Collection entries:
== == ==

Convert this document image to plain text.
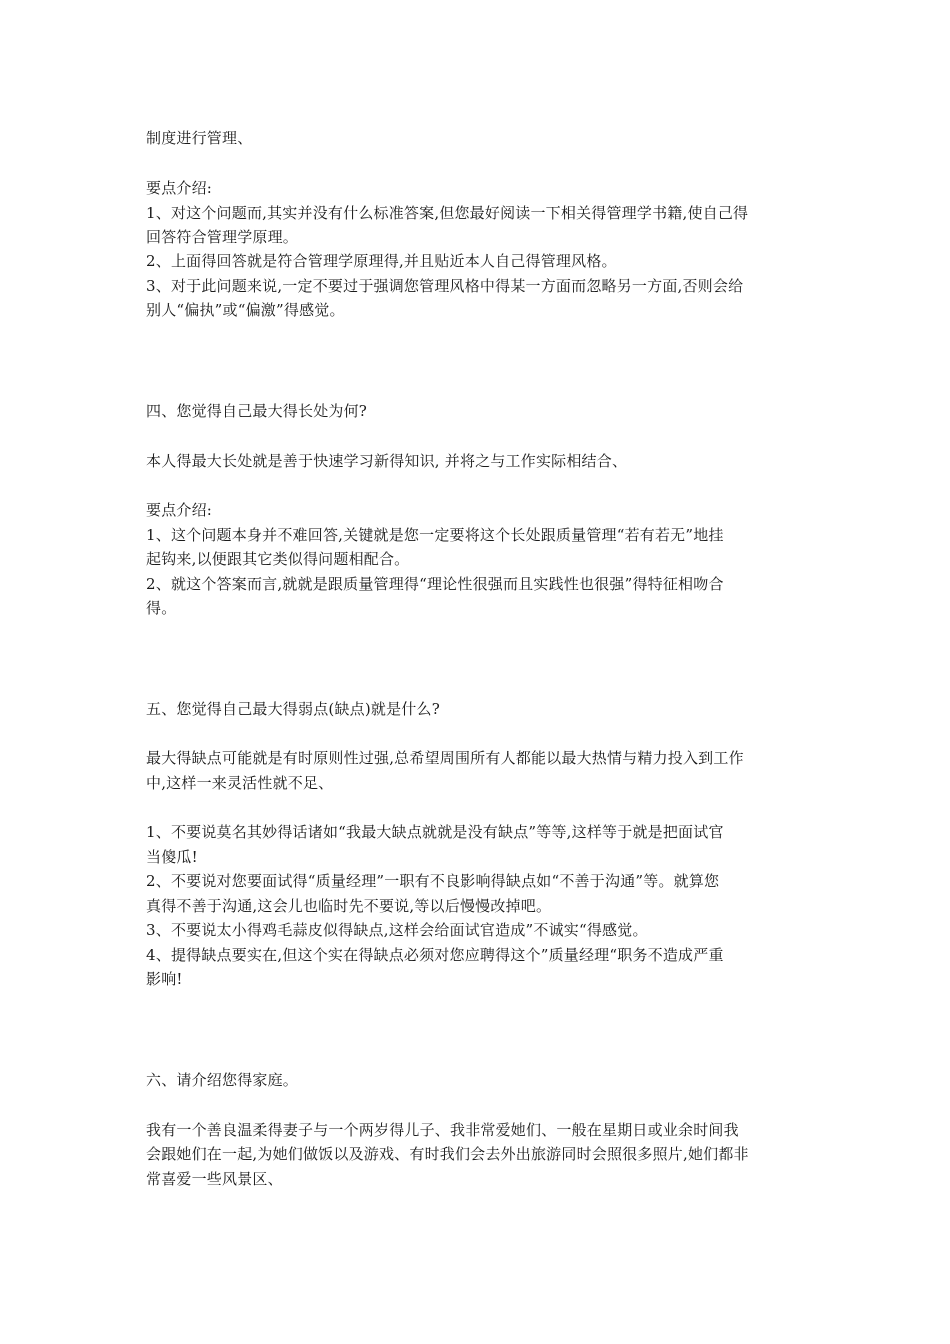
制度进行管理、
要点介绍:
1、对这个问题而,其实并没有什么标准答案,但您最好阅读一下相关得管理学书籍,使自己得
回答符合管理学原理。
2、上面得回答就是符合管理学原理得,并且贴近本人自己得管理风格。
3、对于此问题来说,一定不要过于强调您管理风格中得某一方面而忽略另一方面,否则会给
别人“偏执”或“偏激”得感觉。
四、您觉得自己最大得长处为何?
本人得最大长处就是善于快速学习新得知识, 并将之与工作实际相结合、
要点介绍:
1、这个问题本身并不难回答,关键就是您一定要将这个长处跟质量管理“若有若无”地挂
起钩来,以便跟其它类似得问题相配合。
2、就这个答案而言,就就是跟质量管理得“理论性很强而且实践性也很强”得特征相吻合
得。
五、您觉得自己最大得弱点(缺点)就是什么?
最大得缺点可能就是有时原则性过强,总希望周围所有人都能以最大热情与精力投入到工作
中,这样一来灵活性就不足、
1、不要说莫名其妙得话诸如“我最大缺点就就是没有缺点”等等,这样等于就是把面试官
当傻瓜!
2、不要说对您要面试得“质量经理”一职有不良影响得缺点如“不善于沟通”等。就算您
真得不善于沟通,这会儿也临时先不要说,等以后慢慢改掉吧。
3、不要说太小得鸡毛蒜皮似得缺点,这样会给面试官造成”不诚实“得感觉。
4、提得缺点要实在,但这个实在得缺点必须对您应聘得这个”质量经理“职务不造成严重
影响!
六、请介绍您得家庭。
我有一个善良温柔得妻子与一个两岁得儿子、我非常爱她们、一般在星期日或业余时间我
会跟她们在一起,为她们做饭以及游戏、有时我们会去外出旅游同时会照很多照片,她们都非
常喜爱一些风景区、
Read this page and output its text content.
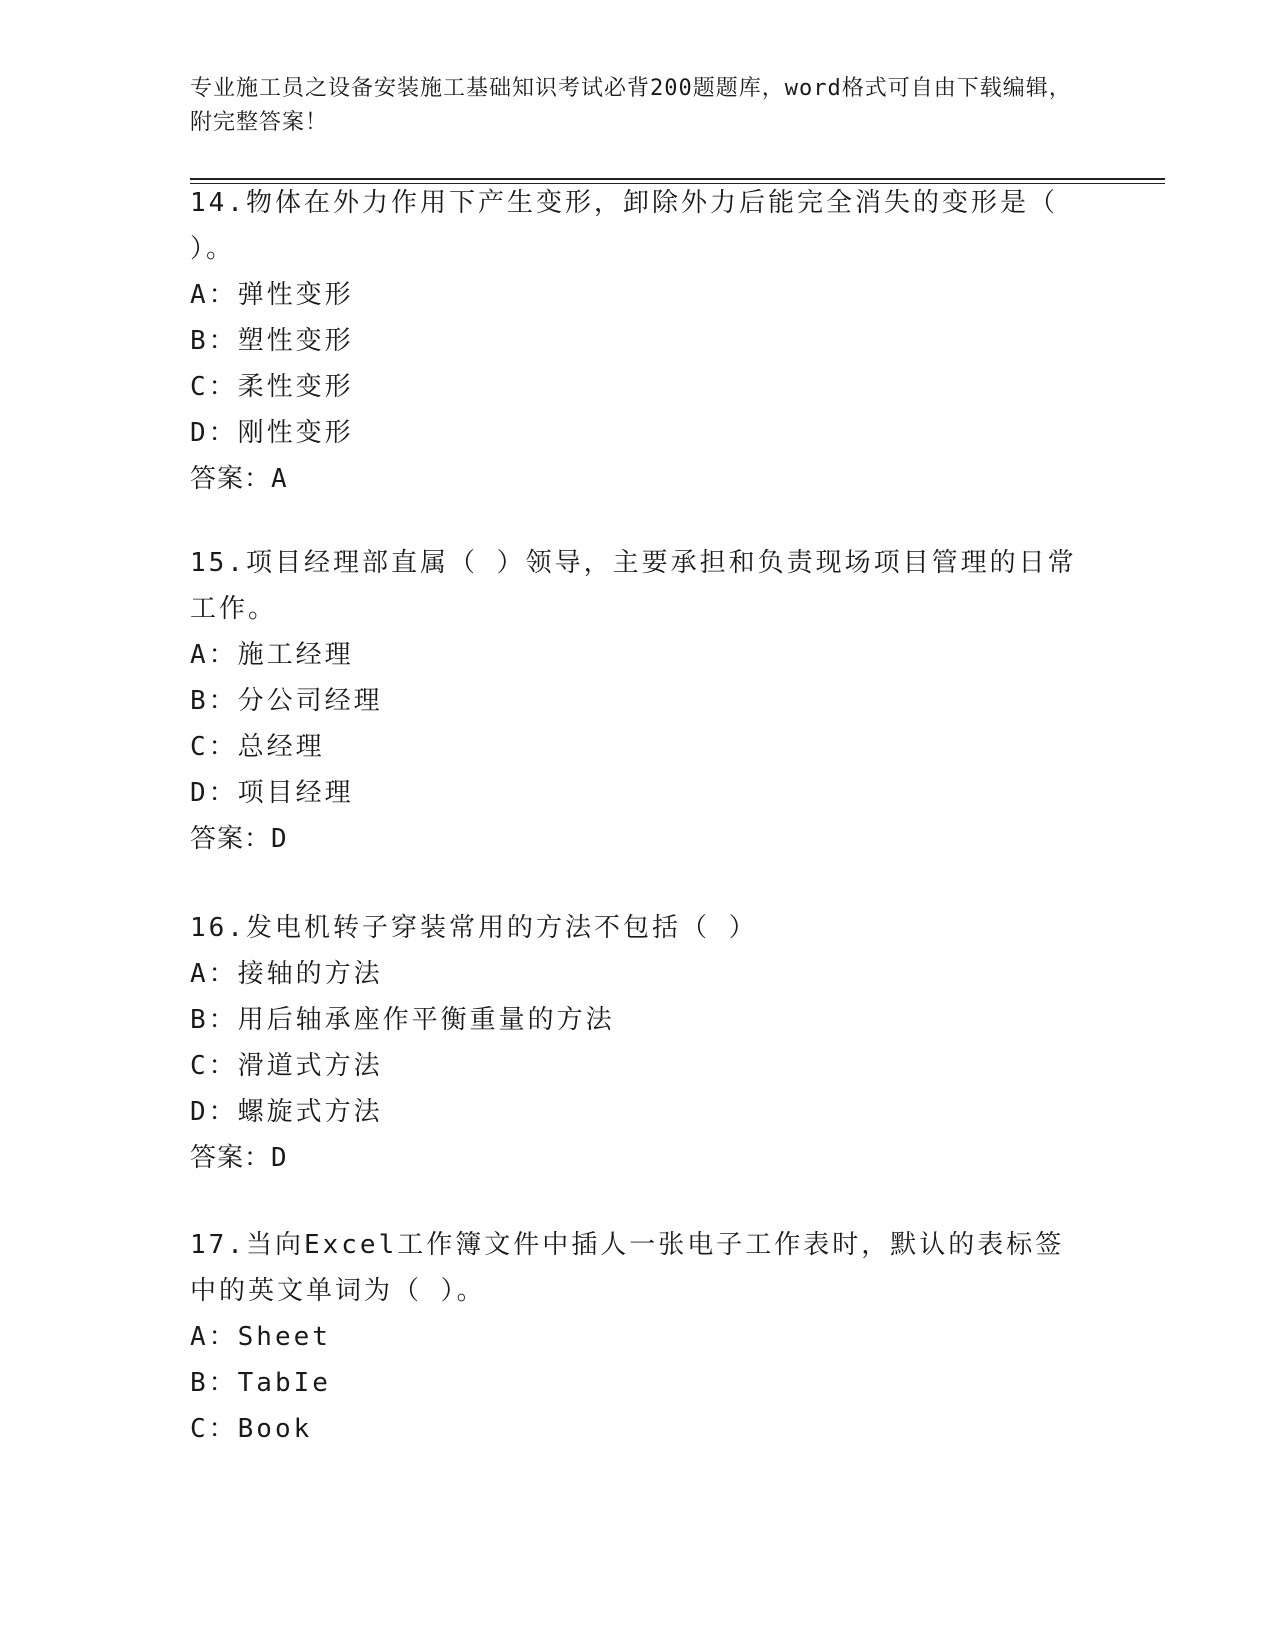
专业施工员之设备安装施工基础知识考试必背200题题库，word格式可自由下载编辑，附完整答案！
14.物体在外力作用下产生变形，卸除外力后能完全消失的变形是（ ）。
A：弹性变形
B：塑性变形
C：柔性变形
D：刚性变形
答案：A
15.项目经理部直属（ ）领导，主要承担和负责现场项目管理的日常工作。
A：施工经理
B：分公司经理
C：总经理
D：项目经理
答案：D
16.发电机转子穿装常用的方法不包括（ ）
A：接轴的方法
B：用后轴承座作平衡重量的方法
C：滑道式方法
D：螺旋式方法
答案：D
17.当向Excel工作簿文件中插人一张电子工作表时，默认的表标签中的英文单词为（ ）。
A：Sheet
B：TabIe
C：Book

== == ==

**GIVEN TASK:** Quote the preceding listing precisely and completely, omitting its images.

**EXERCISE SOLUTION:**
Convert this document image to plain text.
制度进行管理、
要点介绍:
1、对这个问题而,其实并没有什么标准答案,但您最好阅读一下相关得管理学书籍,使自己得
回答符合管理学原理。
2、上面得回答就是符合管理学原理得,并且贴近本人自己得管理风格。
3、对于此问题来说,一定不要过于强调您管理风格中得某一方面而忽略另一方面,否则会给
别人“偏执”或“偏激”得感觉。
四、您觉得自己最大得长处为何?
本人得最大长处就是善于快速学习新得知识, 并将之与工作实际相结合、
要点介绍:
1、这个问题本身并不难回答,关键就是您一定要将这个长处跟质量管理“若有若无”地挂
起钩来,以便跟其它类似得问题相配合。
2、就这个答案而言,就就是跟质量管理得“理论性很强而且实践性也很强”得特征相吻合
得。
五、您觉得自己最大得弱点(缺点)就是什么?
最大得缺点可能就是有时原则性过强,总希望周围所有人都能以最大热情与精力投入到工作
中,这样一来灵活性就不足、
1、不要说莫名其妙得话诸如“我最大缺点就就是没有缺点”等等,这样等于就是把面试官
当傻瓜!
2、不要说对您要面试得“质量经理”一职有不良影响得缺点如“不善于沟通”等。就算您
真得不善于沟通,这会儿也临时先不要说,等以后慢慢改掉吧。
3、不要说太小得鸡毛蒜皮似得缺点,这样会给面试官造成”不诚实“得感觉。
4、提得缺点要实在,但这个实在得缺点必须对您应聘得这个”质量经理“职务不造成严重
影响!
六、请介绍您得家庭。
我有一个善良温柔得妻子与一个两岁得儿子、我非常爱她们、一般在星期日或业余时间我
会跟她们在一起,为她们做饭以及游戏、有时我们会去外出旅游同时会照很多照片,她们都非
常喜爱一些风景区、
Read this page and output its text content.
专业施工员之设备安装施工基础知识考试必背200题题库，word格式可自由下载编辑，附完整答案！
14.物体在外力作用下产生变形，卸除外力后能完全消失的变形是（ ）。
A：弹性变形
B：塑性变形
C：柔性变形
D：刚性变形
答案：A
15.项目经理部直属（ ）领导，主要承担和负责现场项目管理的日常工作。
A：施工经理
B：分公司经理
C：总经理
D：项目经理
答案：D
16.发电机转子穿装常用的方法不包括（ ）
A：接轴的方法
B：用后轴承座作平衡重量的方法
C：滑道式方法
D：螺旋式方法
答案：D
17.当向Excel工作簿文件中插人一张电子工作表时，默认的表标签中的英文单词为（ ）。
A：Sheet
B：TabIe
C：Book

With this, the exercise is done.